— Excerpt provided —
+---+

 In Step 501, “Execute,” the execution path in protected code 102 has encountered a token inserted into the code in Step 202. In this embodiment, Step 202 may also insert a redirection code to execute a software emulator that executes functionality matching the token definition (see FIG. 8, for example). Step 501 may also pass in parameters for the operation to be performed for this token, if needed.
 In Step 502, “Load,” program 100 locates key 150 in non-volatile memory used for storage and place a copy of it in memory. In one above-described embodiment, key 150 may be encrypted with information providing unique identification of the computer. If so, Step 502 also decrypts key 150 to convert it back to its original form, as formed in Step 205.
 In Step 503, “Locate,” the corresponding value of the token being executed, e.g., 151 n, is located in key 150. For example, if Token 1 is about to be executed, Step 503 will locate the value in position 151 a. Of course, should an interleaving algorithm have been used, as discussed above, the actual position within key 150 that contains the first token (Token 1) is located, and its value is used.
 In Step 504, “Execute,” the functionality as defined in by the corresponding token value (e.g., 151 a, in the example above) is executed. The value in Value 151 a may be an index to a predefined set of computer operations. Note that, since key 150 is constructed for each particular program 100, a value in a particular position within key 150 may correspond to an entirely different functionality across different programs. As a result, even in the unlikely event that a hacker does gain access to a particular key 150, it is useless for programs other than the particular program for which it was constructed.
 Finally, Step 505, “Return,” leads the program execution path back to the point in code where Step 500 was triggered, and execution of protected code 102 resumes. Step 505 may also return results of operations on parameters supplied by Step 501 to protected code 102, in appropriate cases.
 The various embodiments of the invention may be utilized in a number of ways. In a first exemplary implementation, an embodiment of the invention may be incorporated into the method described in U.S. Pat. No. 6,411,941, co-assigned and incorporated herein by reference in its entirety. That is, for example, an original equipment manufacturer (OEM) may install software in a computer system it manufactures, where the software has tokens inserted according to an embodiment of the present invention. The OEM would further store in non-volatile memory of the computer system's BIOS the required key for each software program installed on the computer system. Note that this exemplary implementation is not necessarily limited to an OEM but is also applicable to any entity that is capable of installing software and programming a key into non-volatile memory of the BIOS.
 In a variation on the first exemplary embodiment, the key need not necessarily be stored in non-volatile memory of the BIOS. It may alternatively be stored in any memory location of the computer system that is not the same location as the software itself. This may be, for example, a different portion of a hard disk, a different hard disk, a separate CD-ROM, DVD-ROM, or floppy disk to be inserted into a disk drive, or any computer-readable medium usable with the computer system.
 In a second exemplary embodiment, a consumer may purchase (or otherwise obtain) a software package, which contains instructions as to how to then obtain the key. The consumer may then obtain the key and store it according to the instructions. This may be done, for example, by having the consumer download the key from a web site, send for a separate computer-readable medium, or perform any other procedure for obtaining the key. In general, a secure method of transmission is preferable, to maintain the security of the key.
 The invention has been described in detail with respect to preferred embodiments, and it will now be apparent from the foregoing to those skilled in the art that changes and modifications may be made without departing from the invention in its broader aspects. The invention, therefore, as defined in the appended claims, is intended to cover all such changes and modifications as fall within the true spirit of the invention.

+---+

— Requirement 1 —
In the excerpt on key-based code protection, what is stated on these points?
(a) If key 150 was encrypted, what does Step 502 do with it?
(b) In the first exemplary implementation, where does the OEM store the required key?
(c) In the second exemplary embodiment, what kind of transmission method is preferable for the key?
— Requirement 2 —
Could you transcribe the excerpt on key-based code protection, starting at "In a variation" and ending at "with the computer system."?
You won't need the data for any of this.

— Extracted entries —

+---+

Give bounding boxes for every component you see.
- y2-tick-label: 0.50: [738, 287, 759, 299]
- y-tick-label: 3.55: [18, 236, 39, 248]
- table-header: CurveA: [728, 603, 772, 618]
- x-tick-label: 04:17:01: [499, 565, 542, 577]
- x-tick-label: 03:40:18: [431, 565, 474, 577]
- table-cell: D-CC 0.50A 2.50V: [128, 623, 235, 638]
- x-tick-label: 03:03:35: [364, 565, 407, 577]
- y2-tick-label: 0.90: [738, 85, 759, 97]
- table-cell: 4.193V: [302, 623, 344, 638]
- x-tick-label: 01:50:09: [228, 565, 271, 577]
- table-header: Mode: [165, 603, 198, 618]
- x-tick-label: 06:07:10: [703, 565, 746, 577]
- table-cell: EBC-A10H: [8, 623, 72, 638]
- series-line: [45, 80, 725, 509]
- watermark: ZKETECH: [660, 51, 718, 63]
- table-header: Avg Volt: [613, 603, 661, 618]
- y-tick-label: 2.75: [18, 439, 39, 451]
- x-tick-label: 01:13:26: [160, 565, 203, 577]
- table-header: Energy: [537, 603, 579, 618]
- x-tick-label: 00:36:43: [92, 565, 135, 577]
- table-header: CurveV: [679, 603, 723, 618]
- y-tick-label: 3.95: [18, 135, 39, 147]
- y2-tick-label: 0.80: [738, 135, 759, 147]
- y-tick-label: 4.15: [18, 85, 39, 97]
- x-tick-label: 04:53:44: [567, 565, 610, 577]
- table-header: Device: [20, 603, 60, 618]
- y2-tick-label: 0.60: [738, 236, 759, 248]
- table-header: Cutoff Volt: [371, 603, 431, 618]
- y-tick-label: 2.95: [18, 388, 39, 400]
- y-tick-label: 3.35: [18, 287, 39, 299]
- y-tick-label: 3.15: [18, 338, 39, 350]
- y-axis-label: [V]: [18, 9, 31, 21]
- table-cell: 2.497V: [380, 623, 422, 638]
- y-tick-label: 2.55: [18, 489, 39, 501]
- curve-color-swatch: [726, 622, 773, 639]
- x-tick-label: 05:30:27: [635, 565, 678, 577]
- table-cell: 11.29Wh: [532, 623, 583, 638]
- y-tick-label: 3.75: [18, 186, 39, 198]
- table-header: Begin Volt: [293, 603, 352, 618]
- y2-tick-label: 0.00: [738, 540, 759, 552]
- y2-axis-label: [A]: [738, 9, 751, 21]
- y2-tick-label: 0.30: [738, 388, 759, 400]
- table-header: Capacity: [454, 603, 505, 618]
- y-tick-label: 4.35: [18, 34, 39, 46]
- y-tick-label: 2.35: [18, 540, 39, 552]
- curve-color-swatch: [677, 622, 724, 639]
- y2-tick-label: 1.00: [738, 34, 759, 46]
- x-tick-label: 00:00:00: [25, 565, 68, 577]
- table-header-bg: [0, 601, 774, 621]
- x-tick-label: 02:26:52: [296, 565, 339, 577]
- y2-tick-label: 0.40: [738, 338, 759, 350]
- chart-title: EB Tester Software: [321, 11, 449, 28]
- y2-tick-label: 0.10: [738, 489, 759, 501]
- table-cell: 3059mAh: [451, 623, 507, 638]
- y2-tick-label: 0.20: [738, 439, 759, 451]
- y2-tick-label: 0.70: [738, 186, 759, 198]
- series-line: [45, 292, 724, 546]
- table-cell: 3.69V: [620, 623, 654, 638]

+---+

— Reply 1 —
(a) Step 502 decrypts key 150 to convert it back to its original form, as formed in Step 205.
(b) The OEM stores it in non-volatile memory of the computer system's BIOS.
(c) A secure method of transmission is preferable, to maintain the security of the key.

— Reply 2 —
In a variation on the first exemplary embodiment, the key need not necessarily be stored in non-volatile memory of the BIOS. It may alternatively be stored in any memory location of the computer system that is not the same location as the software itself. This may be, for example, a different portion of a hard disk, a different hard disk, a separate CD-ROM, DVD-ROM, or floppy disk to be inserted into a disk drive, or any computer-readable medium usable with the computer system.